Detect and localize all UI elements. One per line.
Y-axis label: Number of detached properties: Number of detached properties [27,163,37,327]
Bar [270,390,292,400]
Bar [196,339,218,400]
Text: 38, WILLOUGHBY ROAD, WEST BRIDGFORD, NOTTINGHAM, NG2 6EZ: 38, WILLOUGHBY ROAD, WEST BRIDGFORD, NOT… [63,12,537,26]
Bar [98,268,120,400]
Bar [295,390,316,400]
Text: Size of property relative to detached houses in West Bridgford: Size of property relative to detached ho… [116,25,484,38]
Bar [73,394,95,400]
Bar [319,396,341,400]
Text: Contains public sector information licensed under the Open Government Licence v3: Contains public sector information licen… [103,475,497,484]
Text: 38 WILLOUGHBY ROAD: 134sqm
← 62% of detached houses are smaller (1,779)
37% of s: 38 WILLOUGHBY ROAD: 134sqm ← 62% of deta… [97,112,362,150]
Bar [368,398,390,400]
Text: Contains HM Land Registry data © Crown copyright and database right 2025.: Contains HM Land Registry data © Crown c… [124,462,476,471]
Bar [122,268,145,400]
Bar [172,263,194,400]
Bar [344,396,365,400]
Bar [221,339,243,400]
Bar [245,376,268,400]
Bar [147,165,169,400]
+ + + + + + +
#### [Цель задания]
Воспроизведите все приведённые выше строки дословно, ничего в них не меняя.

#### [Ожидаемый ответ]
Detect and localize all UI elements. One per line.
Y-axis label: Number of detached properties: Number of detached properties [27,163,37,327]
Bar [270,390,292,400]
Bar [196,339,218,400]
Text: 38, WILLOUGHBY ROAD, WEST BRIDGFORD, NOTTINGHAM, NG2 6EZ: 38, WILLOUGHBY ROAD, WEST BRIDGFORD, NOT… [63,12,537,26]
Bar [98,268,120,400]
Bar [295,390,316,400]
Text: Size of property relative to detached houses in West Bridgford: Size of property relative to detached ho… [116,25,484,38]
Bar [73,394,95,400]
Bar [319,396,341,400]
Text: Contains public sector information licensed under the Open Government Licence v3: Contains public sector information licen… [103,475,497,484]
Text: 38 WILLOUGHBY ROAD: 134sqm
← 62% of detached houses are smaller (1,779)
37% of s: 38 WILLOUGHBY ROAD: 134sqm ← 62% of deta… [97,112,362,150]
Bar [368,398,390,400]
Text: Contains HM Land Registry data © Crown copyright and database right 2025.: Contains HM Land Registry data © Crown c… [124,462,476,471]
Bar [122,268,145,400]
Bar [172,263,194,400]
Bar [344,396,365,400]
Bar [221,339,243,400]
Bar [245,376,268,400]
Bar [147,165,169,400]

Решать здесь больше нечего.